Reproduce each line exactly, including spacing and punctuation.

■ STORED DATA
** Begin **
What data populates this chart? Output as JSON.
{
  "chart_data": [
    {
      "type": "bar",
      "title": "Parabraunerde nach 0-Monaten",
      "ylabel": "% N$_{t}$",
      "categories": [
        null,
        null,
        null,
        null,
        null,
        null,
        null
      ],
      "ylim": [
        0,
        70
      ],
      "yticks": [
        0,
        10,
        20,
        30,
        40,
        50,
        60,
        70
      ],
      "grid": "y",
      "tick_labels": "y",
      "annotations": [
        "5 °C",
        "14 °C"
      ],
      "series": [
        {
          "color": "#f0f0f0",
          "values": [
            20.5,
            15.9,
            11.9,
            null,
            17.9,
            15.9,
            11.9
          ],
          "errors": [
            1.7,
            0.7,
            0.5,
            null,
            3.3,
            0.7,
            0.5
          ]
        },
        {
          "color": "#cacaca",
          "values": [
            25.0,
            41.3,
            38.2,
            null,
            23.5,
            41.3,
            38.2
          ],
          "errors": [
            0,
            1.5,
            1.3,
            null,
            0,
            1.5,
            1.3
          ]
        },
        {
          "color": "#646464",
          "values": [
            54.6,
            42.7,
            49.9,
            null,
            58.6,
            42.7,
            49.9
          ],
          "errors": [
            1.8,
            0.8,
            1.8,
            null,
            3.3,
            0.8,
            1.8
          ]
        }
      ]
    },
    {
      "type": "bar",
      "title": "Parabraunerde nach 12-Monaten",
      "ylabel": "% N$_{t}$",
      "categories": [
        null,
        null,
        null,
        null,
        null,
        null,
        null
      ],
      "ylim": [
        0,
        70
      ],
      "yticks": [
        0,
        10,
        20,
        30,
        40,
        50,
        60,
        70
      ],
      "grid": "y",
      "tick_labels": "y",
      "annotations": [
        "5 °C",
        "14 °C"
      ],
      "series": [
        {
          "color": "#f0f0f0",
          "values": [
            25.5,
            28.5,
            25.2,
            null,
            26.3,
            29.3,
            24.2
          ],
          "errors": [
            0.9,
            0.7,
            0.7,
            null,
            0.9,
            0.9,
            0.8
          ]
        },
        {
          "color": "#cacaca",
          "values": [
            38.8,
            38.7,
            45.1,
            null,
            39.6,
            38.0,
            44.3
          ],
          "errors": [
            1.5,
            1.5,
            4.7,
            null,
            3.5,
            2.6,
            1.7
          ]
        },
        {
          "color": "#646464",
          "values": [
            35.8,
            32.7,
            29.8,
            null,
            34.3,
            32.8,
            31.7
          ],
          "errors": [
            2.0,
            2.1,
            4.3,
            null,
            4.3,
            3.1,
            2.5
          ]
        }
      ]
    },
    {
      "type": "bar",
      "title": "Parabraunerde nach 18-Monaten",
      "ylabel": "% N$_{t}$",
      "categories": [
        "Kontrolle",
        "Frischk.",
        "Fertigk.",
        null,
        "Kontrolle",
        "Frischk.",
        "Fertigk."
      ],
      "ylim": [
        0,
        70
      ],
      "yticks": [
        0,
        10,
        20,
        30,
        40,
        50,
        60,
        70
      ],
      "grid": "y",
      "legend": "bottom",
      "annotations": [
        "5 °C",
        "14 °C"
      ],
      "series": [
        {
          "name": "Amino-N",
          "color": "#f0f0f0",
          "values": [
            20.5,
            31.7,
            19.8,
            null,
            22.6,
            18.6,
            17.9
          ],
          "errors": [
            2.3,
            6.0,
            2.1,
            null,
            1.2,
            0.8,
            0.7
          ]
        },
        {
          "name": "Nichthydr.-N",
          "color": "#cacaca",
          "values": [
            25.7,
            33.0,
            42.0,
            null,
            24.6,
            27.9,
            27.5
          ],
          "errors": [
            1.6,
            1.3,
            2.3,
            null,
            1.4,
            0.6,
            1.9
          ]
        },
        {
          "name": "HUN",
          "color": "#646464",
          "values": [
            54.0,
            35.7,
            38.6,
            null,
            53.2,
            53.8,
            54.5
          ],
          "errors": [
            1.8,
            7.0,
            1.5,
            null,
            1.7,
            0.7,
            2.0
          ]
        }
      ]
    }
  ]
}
** End **
■ THE RESULT
What data populates this chart? Output as JSON.
{
  "chart_data": [
    {
      "type": "bar",
      "title": "Parabraunerde nach 0-Monaten",
      "ylabel": "% N$_{t}$",
      "categories": [
        null,
        null,
        null,
        null,
        null,
        null,
        null
      ],
      "ylim": [
        0,
        70
      ],
      "yticks": [
        0,
        10,
        20,
        30,
        40,
        50,
        60,
        70
      ],
      "grid": "y",
      "tick_labels": "y",
      "annotations": [
        "5 °C",
        "14 °C"
      ],
      "series": [
        {
          "color": "#f0f0f0",
          "values": [
            20.5,
            15.9,
            11.9,
            null,
            17.9,
            15.9,
            11.9
          ],
          "errors": [
            1.7,
            0.7,
            0.5,
            null,
            3.3,
            0.7,
            0.5
          ]
        },
        {
          "color": "#cacaca",
          "values": [
            25.0,
            41.3,
            38.2,
            null,
            23.5,
            41.3,
            38.2
          ],
          "errors": [
            0,
            1.5,
            1.3,
            null,
            0,
            1.5,
            1.3
          ]
        },
        {
          "color": "#646464",
          "values": [
            54.6,
            42.7,
            49.9,
            null,
            58.6,
            42.7,
            49.9
          ],
          "errors": [
            1.8,
            0.8,
            1.8,
            null,
            3.3,
            0.8,
            1.8
          ]
        }
      ]
    },
    {
      "type": "bar",
      "title": "Parabraunerde nach 12-Monaten",
      "ylabel": "% N$_{t}$",
      "categories": [
        null,
        null,
        null,
        null,
        null,
        null,
        null
      ],
      "ylim": [
        0,
        70
      ],
      "yticks": [
        0,
        10,
        20,
        30,
        40,
        50,
        60,
        70
      ],
      "grid": "y",
      "tick_labels": "y",
      "annotations": [
        "5 °C",
        "14 °C"
      ],
      "series": [
        {
          "color": "#f0f0f0",
          "values": [
            25.5,
            28.5,
            25.2,
            null,
            26.3,
            29.3,
            24.2
          ],
          "errors": [
            0.9,
            0.7,
            0.7,
            null,
            0.9,
            0.9,
            0.8
          ]
        },
        {
          "color": "#cacaca",
          "values": [
            38.8,
            38.7,
            45.1,
            null,
            39.6,
            38.0,
            44.3
          ],
          "errors": [
            1.5,
            1.5,
            4.7,
            null,
            3.5,
            2.6,
            1.7
          ]
        },
        {
          "color": "#646464",
          "values": [
            35.8,
            32.7,
            29.8,
            null,
            34.3,
            32.8,
            31.7
          ],
          "errors": [
            2.0,
            2.1,
            4.3,
            null,
            4.3,
            3.1,
            2.5
          ]
        }
      ]
    },
    {
      "type": "bar",
      "title": "Parabraunerde nach 18-Monaten",
      "ylabel": "% N$_{t}$",
      "categories": [
        "Kontrolle",
        "Frischk.",
        "Fertigk.",
        null,
        "Kontrolle",
        "Frischk.",
        "Fertigk."
      ],
      "ylim": [
        0,
        70
      ],
      "yticks": [
        0,
        10,
        20,
        30,
        40,
        50,
        60,
        70
      ],
      "grid": "y",
      "legend": "bottom",
      "annotations": [
        "5 °C",
        "14 °C"
      ],
      "series": [
        {
          "name": "Amino-N",
          "color": "#f0f0f0",
          "values": [
            20.5,
            31.7,
            19.8,
            null,
            22.6,
            18.6,
            17.9
          ],
          "errors": [
            2.3,
            6.0,
            2.1,
            null,
            1.2,
            0.8,
            0.7
          ]
        },
        {
          "name": "Nichthydr.-N",
          "color": "#cacaca",
          "values": [
            25.7,
            33.0,
            42.0,
            null,
            24.6,
            27.9,
            27.5
          ],
          "errors": [
            1.6,
            1.3,
            2.3,
            null,
            1.4,
            0.6,
            1.9
          ]
        },
        {
          "name": "HUN",
          "color": "#646464",
          "values": [
            54.0,
            35.7,
            38.6,
            null,
            53.2,
            53.8,
            54.5
          ],
          "errors": [
            1.8,
            7.0,
            1.5,
            null,
            1.7,
            0.7,
            2.0
          ]
        }
      ]
    }
  ]
}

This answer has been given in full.